## BEGIN

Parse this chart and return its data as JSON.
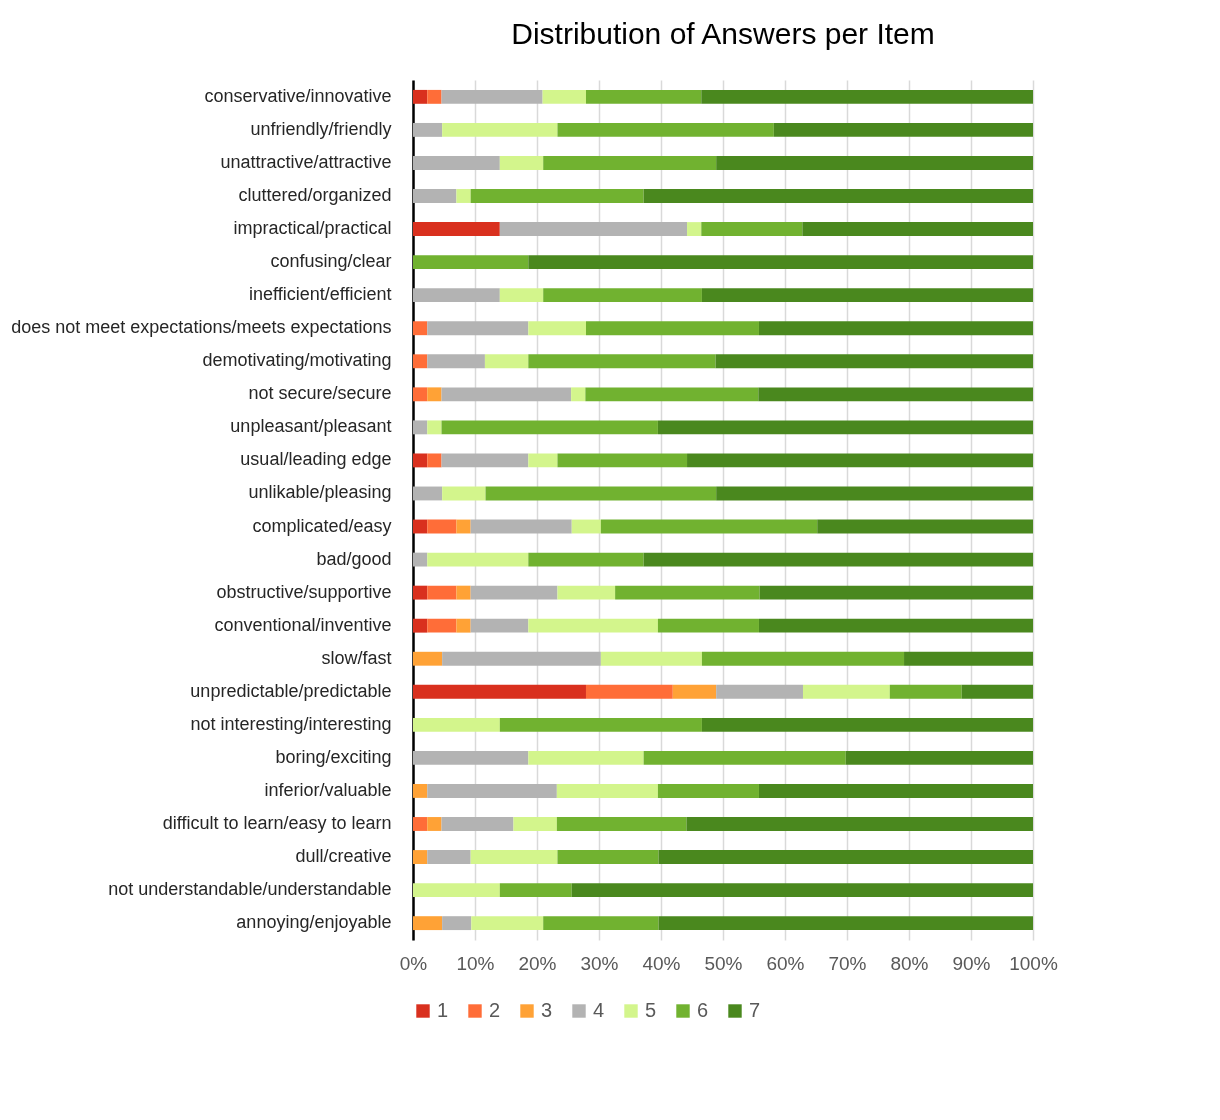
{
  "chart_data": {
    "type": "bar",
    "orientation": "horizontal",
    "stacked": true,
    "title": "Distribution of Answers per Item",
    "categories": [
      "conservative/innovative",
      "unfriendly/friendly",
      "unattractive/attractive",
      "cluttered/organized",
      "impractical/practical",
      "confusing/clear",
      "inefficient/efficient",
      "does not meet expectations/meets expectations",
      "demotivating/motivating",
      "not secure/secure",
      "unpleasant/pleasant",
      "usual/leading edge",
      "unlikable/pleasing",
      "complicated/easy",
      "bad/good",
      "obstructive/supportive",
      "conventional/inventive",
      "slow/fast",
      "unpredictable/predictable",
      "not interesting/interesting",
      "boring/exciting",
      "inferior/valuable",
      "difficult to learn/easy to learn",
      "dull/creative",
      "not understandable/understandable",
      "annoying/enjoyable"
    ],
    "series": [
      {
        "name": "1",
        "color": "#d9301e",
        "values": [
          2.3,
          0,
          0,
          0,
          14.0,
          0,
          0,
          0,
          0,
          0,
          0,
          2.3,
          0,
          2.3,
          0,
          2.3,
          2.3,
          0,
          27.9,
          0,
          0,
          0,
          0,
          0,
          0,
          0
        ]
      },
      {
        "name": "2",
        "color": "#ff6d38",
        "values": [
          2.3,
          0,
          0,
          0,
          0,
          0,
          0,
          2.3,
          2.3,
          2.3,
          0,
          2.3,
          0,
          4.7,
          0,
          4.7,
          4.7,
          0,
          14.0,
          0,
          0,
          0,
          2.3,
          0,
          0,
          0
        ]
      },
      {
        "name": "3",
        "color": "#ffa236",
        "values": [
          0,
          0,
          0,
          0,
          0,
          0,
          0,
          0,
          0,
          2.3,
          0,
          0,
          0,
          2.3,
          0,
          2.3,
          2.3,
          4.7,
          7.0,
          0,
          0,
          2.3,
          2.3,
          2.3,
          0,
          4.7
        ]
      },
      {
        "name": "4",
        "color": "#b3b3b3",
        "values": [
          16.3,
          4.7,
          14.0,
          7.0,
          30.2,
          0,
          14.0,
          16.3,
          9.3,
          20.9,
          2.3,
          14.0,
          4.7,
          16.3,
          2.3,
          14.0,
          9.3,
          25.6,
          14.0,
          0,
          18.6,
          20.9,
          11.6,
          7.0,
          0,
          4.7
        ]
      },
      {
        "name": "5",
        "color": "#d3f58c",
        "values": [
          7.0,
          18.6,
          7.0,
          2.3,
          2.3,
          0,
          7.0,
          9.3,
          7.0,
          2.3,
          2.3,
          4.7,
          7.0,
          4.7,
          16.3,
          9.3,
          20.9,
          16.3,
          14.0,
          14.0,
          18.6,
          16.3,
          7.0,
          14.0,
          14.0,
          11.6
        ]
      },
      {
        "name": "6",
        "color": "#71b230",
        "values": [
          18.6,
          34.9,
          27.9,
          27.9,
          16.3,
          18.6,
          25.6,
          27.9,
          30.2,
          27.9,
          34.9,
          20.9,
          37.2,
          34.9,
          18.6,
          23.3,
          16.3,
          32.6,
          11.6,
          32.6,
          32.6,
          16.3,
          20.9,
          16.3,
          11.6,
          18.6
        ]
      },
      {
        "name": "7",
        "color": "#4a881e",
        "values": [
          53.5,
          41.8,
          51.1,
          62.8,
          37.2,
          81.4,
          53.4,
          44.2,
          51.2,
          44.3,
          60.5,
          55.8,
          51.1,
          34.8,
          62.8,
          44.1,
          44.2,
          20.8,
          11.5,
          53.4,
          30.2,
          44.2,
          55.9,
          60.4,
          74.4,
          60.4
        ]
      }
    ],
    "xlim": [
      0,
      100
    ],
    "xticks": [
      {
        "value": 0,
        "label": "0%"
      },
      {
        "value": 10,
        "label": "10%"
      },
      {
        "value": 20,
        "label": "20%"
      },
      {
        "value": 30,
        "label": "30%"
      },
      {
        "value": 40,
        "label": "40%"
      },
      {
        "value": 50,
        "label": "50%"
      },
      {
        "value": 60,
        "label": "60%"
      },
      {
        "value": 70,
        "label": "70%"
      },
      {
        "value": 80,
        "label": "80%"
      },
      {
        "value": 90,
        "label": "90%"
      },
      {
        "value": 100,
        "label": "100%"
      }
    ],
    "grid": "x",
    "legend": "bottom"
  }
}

## END

PROBLEM STATEMENT: Each line containing the word "easy" counts once; report the total alone.

RESULT OF THIS EXERCISE: 2